Aim: Your task is to repeat the lines below exactly, excluding any pictures they contain.

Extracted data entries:
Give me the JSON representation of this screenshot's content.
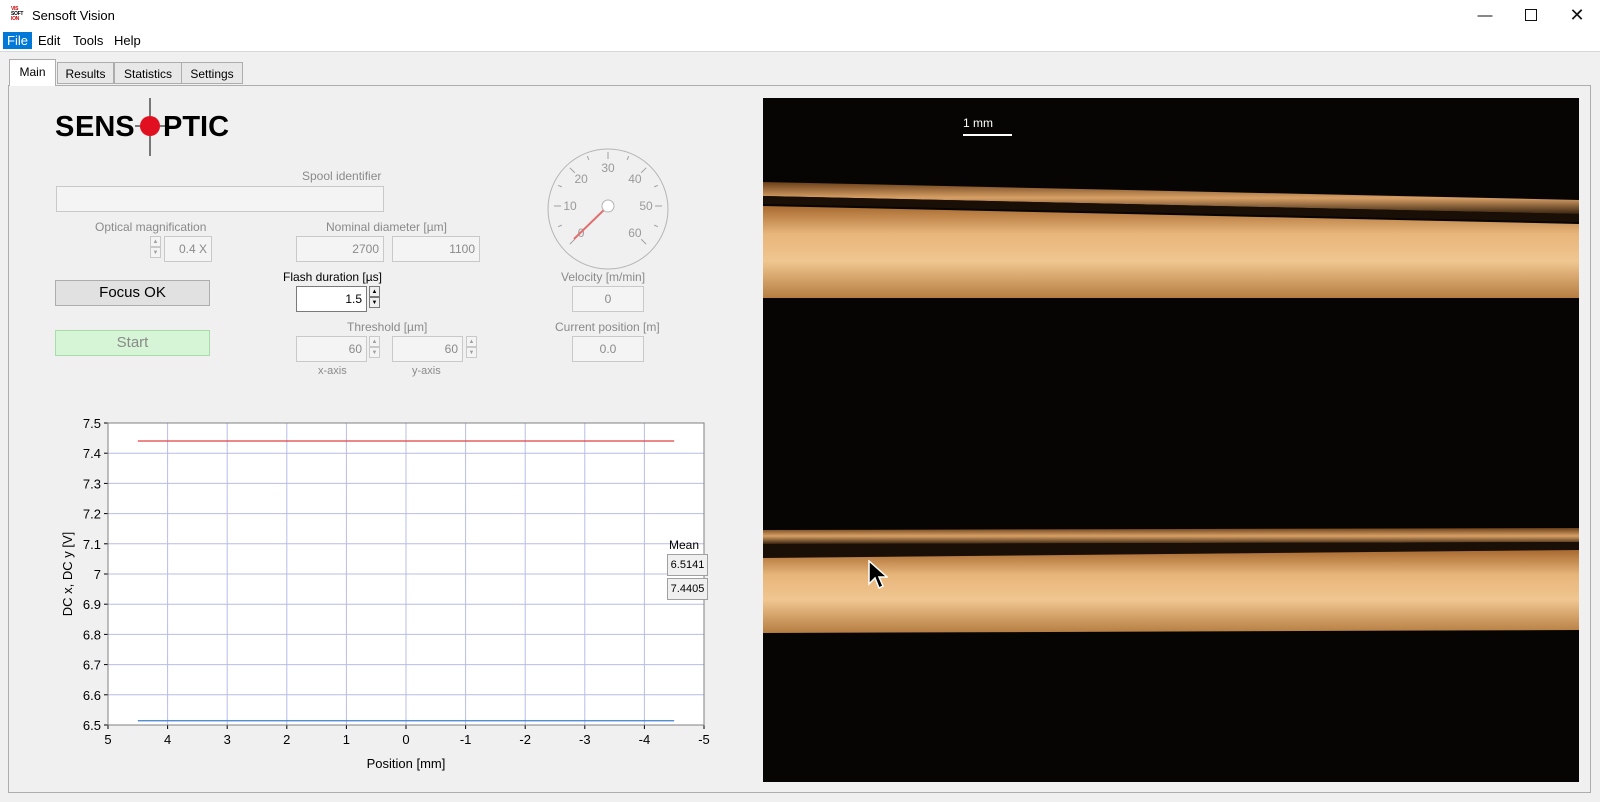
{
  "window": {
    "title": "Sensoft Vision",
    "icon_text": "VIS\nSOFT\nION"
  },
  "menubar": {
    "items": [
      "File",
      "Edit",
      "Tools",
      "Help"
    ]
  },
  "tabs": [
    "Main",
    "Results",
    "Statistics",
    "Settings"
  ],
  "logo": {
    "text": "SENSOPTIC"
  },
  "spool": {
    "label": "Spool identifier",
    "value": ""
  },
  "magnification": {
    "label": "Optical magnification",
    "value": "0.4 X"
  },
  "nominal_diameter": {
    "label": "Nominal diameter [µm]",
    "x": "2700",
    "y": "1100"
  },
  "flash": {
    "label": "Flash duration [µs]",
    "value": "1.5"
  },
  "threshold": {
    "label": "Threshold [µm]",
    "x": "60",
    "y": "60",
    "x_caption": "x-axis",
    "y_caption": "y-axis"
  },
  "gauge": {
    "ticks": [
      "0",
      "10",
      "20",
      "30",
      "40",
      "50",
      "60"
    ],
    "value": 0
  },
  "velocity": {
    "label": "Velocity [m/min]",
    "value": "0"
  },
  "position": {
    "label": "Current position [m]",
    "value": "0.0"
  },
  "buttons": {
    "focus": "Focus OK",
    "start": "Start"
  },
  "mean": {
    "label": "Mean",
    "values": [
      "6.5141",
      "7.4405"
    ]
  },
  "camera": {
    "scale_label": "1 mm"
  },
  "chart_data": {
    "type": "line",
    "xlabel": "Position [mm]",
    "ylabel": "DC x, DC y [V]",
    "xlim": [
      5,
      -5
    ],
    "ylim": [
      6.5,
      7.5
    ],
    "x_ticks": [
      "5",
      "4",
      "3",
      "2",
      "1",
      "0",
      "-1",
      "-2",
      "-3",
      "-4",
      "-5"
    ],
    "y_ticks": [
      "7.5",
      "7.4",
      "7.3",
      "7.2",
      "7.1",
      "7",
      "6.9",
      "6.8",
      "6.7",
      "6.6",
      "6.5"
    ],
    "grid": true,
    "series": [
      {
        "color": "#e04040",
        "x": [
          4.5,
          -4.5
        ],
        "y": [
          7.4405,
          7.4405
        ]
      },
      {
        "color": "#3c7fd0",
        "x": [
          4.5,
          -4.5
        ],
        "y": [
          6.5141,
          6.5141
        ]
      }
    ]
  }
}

Result for this task:
Give me the JSON representation of this screenshot's content.
{
  "window": {
    "title": "Sensoft Vision",
    "icon_text": "VIS\nSOFT\nION"
  },
  "menubar": {
    "items": [
      "File",
      "Edit",
      "Tools",
      "Help"
    ]
  },
  "tabs": [
    "Main",
    "Results",
    "Statistics",
    "Settings"
  ],
  "logo": {
    "text": "SENSOPTIC"
  },
  "spool": {
    "label": "Spool identifier",
    "value": ""
  },
  "magnification": {
    "label": "Optical magnification",
    "value": "0.4 X"
  },
  "nominal_diameter": {
    "label": "Nominal diameter [µm]",
    "x": "2700",
    "y": "1100"
  },
  "flash": {
    "label": "Flash duration [µs]",
    "value": "1.5"
  },
  "threshold": {
    "label": "Threshold [µm]",
    "x": "60",
    "y": "60",
    "x_caption": "x-axis",
    "y_caption": "y-axis"
  },
  "gauge": {
    "ticks": [
      "0",
      "10",
      "20",
      "30",
      "40",
      "50",
      "60"
    ],
    "value": 0
  },
  "velocity": {
    "label": "Velocity [m/min]",
    "value": "0"
  },
  "position": {
    "label": "Current position [m]",
    "value": "0.0"
  },
  "buttons": {
    "focus": "Focus OK",
    "start": "Start"
  },
  "mean": {
    "label": "Mean",
    "values": [
      "6.5141",
      "7.4405"
    ]
  },
  "camera": {
    "scale_label": "1 mm"
  },
  "chart_data": {
    "type": "line",
    "xlabel": "Position [mm]",
    "ylabel": "DC x, DC y [V]",
    "xlim": [
      5,
      -5
    ],
    "ylim": [
      6.5,
      7.5
    ],
    "x_ticks": [
      "5",
      "4",
      "3",
      "2",
      "1",
      "0",
      "-1",
      "-2",
      "-3",
      "-4",
      "-5"
    ],
    "y_ticks": [
      "7.5",
      "7.4",
      "7.3",
      "7.2",
      "7.1",
      "7",
      "6.9",
      "6.8",
      "6.7",
      "6.6",
      "6.5"
    ],
    "grid": true,
    "series": [
      {
        "color": "#e04040",
        "x": [
          4.5,
          -4.5
        ],
        "y": [
          7.4405,
          7.4405
        ]
      },
      {
        "color": "#3c7fd0",
        "x": [
          4.5,
          -4.5
        ],
        "y": [
          6.5141,
          6.5141
        ]
      }
    ]
  }
}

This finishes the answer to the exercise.